*** Document excerpt

Entry into a Material Definitive Agreement


ITEM 1.01: ENTRY INTO A MATERIAL DEFINITIVE AGREEMENT

In April 2005, Sonesta Beach Resort Limited Partnership ("SBRLP"), a wholly owned subsidiary of Sonesta International Hotels Corporation, entered into a partnership ("SBR-Fortune") with affiliates of Fortune International ("Fortune"), a Miami-based development and brokerage firm, to redevelop the site of Sonesta Beach Resort, in Key Biscayne, Florida, and transferred the land and improvements to SBR-Fortune. Pursuant to the partnership agreement between SBRLP and Fortune ("Partnership Agreement"), SBRLP is a 50% limited partner in SBR-Fortune, and affiliates of Fortune are the general partner and a limited partner, together owning a 50% interest in SBR-Fortune. SBR-Fortune has approvals to develop 165 luxury residences on the site. Due to the adverse economic conditions affecting the real estate market in South Florida, the lack of available credit for a development of this scale, and other factors, the development has been delayed. (For further information regarding this investment, please refer to Note 3 of the 2008 Annual Report, filed as Exhibit 13 with our 2008 report on Form 10-K, on March 27, 2009.)

On June 18, 2009, the Company and Fortune finalized an amendment to the Partnership Agreement, which included a number of changes, including the following:

1) The amount of financing SBR-Fortune is permitted to borrow has been increased from $61 million to $68 million.

2) Retroactive to January 20, 2009, Sonesta will fund up to $3 million for project-related costs pari passu with Fortune. Fortune remains responsible for funding additional costs. All funding will be treated as debt. To date, the Company has advanced $1,834,000 pursuant to this commitment. Prior to entering into this amendment, the Company was not obligated to fund any project-related expenses.

3) Subject to certain circumstances, including a minimum price, Sonesta and Fortune agreed to sell the property. Should such a sale materialize, the partners agreed to a distribution of proceeds which is different from the distribution of profits under the Partnership Agreement. Under the Partnership Agreement, the Company is entitled to a priority return of approximately $58 million, after the payment of partnership debt. Under the amendment, on a sale Fortune will receive an incentive payment and up to approximately 20% of net sale proceeds (after payment of all partnership debt and liabilities).

4) Under certain circumstances, including a sale of the property, Sonesta will release the personal guaranty of Edgardo Defortuna.

******
*** Provided material

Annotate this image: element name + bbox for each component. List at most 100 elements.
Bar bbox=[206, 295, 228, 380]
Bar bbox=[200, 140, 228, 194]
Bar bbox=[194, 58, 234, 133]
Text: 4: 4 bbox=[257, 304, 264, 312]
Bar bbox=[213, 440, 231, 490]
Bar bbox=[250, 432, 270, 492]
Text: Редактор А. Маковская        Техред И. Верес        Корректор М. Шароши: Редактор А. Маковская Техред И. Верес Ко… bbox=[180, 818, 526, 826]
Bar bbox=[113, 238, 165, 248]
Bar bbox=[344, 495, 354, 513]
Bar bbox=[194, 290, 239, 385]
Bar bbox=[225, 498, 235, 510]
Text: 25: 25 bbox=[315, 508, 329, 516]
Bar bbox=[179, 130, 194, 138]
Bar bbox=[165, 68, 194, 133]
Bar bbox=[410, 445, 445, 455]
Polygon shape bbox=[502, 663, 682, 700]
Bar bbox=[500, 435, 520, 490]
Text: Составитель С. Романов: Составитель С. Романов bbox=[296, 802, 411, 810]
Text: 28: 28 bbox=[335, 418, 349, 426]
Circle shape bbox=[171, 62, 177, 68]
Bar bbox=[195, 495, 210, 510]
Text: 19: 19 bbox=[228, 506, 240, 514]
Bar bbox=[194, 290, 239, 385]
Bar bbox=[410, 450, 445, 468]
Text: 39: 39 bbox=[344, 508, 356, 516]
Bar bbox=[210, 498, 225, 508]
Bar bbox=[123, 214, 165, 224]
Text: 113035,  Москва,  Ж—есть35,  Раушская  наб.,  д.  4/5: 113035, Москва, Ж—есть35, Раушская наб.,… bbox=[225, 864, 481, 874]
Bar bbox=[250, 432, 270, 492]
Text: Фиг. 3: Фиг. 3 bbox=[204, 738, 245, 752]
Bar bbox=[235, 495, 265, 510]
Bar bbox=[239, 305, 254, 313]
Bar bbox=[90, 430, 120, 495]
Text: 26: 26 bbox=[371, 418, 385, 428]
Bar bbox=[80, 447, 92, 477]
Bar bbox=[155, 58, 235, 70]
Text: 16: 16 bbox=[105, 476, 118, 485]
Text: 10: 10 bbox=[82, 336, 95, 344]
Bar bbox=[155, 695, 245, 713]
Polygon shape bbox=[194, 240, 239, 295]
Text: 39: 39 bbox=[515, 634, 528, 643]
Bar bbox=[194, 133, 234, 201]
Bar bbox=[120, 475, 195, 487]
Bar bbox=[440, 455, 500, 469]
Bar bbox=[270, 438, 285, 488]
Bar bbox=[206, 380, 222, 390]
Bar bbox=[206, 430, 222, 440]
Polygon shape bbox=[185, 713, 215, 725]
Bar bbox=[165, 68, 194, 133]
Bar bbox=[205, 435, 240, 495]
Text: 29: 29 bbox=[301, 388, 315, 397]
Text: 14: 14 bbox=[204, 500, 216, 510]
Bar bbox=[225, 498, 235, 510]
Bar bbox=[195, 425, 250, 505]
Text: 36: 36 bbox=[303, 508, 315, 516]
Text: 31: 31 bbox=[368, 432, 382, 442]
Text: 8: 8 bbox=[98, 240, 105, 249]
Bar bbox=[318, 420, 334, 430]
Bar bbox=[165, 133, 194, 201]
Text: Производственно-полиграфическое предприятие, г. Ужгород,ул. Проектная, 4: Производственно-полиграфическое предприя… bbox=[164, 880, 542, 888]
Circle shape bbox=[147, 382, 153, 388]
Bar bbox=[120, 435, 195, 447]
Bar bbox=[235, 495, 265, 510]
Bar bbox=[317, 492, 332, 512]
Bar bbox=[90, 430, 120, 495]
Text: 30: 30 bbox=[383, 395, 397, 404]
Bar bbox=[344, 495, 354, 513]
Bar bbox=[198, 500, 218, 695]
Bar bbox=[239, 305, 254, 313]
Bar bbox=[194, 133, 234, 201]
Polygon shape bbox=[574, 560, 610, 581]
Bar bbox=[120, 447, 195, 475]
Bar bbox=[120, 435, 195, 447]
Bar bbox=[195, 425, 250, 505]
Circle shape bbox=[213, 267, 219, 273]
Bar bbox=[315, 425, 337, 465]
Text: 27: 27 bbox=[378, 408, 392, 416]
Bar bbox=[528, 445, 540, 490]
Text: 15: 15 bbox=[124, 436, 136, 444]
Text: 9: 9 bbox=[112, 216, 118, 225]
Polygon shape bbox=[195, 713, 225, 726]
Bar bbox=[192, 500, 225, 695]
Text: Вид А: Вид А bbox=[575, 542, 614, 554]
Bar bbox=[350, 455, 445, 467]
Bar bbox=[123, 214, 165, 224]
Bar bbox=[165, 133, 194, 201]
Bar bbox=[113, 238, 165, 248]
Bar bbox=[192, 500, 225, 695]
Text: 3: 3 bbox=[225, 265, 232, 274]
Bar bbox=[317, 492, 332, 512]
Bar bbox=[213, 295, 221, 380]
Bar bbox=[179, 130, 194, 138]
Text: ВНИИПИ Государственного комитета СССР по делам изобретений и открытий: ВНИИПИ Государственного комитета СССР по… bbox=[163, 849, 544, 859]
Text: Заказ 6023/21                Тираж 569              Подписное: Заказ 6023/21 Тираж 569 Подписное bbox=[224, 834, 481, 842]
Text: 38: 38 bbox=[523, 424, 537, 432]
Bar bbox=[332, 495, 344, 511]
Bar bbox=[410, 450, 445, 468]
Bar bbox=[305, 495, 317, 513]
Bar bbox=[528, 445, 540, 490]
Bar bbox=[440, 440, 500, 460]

******

● Work to complete
Please answer these questions using the Sonesta partnership excerpt:
(a) In what month and year did SBRLP enter into the partnership with affiliates of Fortune?
(b) How many luxury residences is SBR-Fortune approved to develop on the site?
(c) Under the amendment, what is the new amount of financing SBR-Fortune may borrow?
These rows aren't needed for anything here.

● The output
(a) April 2005
(b) 165
(c) $68 million, up from $61 million